> _Direction_:
Work out how many lines of the data hold the string "text", and reply with that number alone.
--- Start of Material ---
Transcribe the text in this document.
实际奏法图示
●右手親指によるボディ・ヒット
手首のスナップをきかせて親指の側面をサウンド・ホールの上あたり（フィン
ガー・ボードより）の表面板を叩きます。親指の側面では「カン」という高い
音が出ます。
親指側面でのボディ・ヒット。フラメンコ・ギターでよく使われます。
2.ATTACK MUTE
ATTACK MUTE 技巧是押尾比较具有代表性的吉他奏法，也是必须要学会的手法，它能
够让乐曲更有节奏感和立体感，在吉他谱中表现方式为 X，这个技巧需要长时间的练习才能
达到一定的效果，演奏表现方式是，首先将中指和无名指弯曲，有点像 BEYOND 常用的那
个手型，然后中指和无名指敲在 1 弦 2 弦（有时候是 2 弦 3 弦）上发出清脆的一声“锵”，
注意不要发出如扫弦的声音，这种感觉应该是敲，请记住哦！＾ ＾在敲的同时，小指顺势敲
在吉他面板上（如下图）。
--- End of Material ---
--- Start of Material ---
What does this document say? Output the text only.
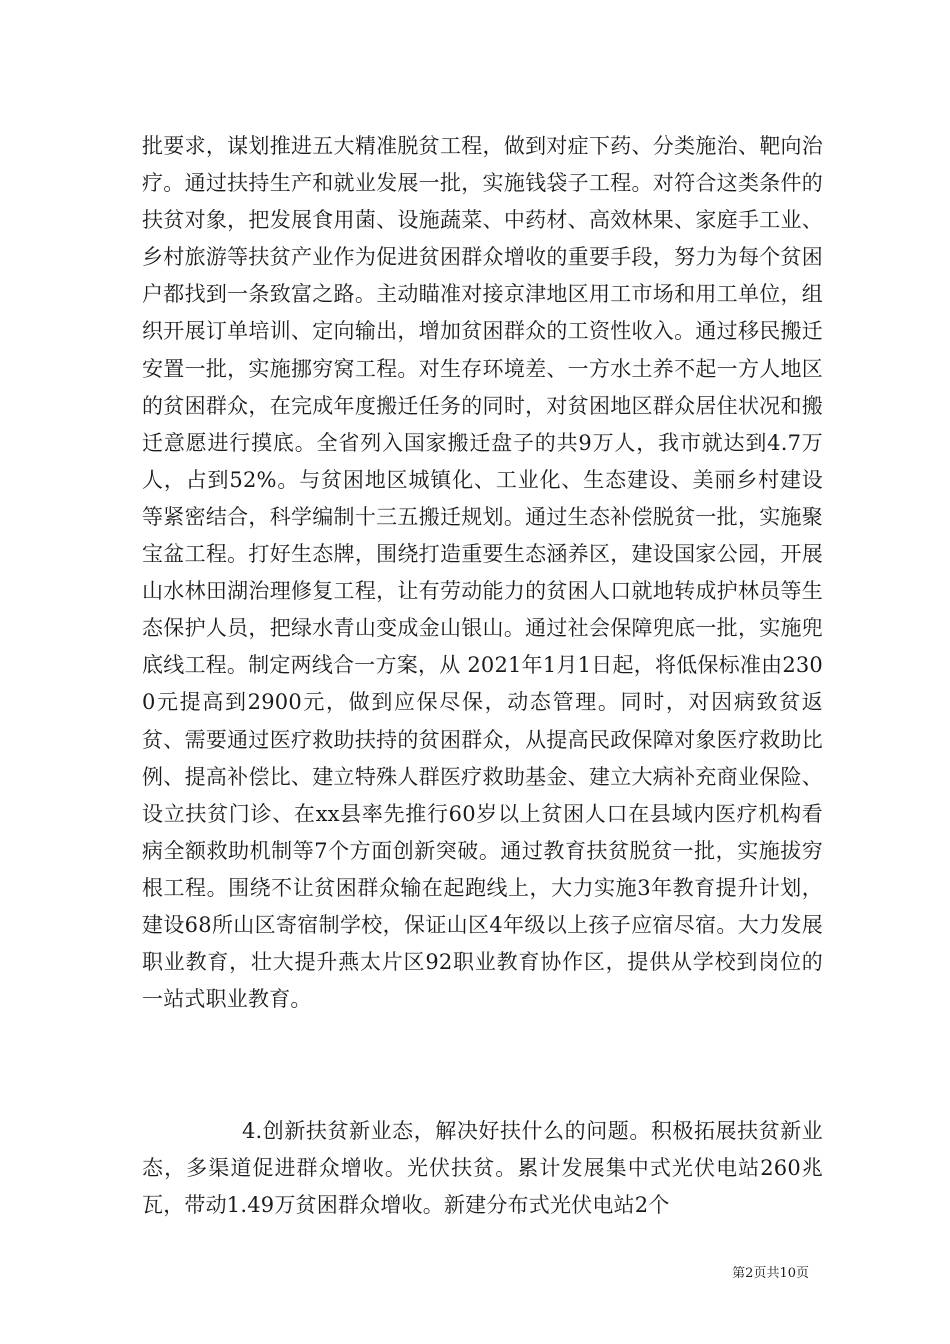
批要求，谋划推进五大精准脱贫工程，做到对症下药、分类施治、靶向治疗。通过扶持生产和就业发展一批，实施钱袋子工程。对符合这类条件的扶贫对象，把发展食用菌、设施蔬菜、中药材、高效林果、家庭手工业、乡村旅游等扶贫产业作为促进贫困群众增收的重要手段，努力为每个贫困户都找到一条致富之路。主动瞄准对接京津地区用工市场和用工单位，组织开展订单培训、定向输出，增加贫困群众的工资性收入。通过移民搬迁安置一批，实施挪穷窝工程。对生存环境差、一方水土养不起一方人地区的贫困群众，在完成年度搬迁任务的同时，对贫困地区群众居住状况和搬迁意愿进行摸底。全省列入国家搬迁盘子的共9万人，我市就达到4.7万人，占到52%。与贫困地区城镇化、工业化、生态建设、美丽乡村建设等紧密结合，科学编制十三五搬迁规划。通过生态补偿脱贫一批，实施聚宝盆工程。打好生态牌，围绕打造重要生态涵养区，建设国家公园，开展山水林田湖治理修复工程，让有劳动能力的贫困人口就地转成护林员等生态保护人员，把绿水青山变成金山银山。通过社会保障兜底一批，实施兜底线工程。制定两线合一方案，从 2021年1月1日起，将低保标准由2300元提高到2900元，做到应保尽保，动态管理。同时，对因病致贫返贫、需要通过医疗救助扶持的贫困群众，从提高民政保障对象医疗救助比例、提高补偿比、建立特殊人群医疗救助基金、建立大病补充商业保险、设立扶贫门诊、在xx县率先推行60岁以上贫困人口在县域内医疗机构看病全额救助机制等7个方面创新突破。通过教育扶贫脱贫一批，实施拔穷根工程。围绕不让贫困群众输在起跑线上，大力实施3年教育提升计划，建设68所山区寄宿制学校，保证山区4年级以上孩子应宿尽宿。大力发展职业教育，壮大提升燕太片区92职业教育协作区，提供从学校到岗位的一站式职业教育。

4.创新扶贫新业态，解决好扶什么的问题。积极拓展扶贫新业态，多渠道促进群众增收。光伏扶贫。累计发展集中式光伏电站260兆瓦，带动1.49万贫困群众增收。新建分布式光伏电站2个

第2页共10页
--- End of Material ---
> _Solution to the problem_:
2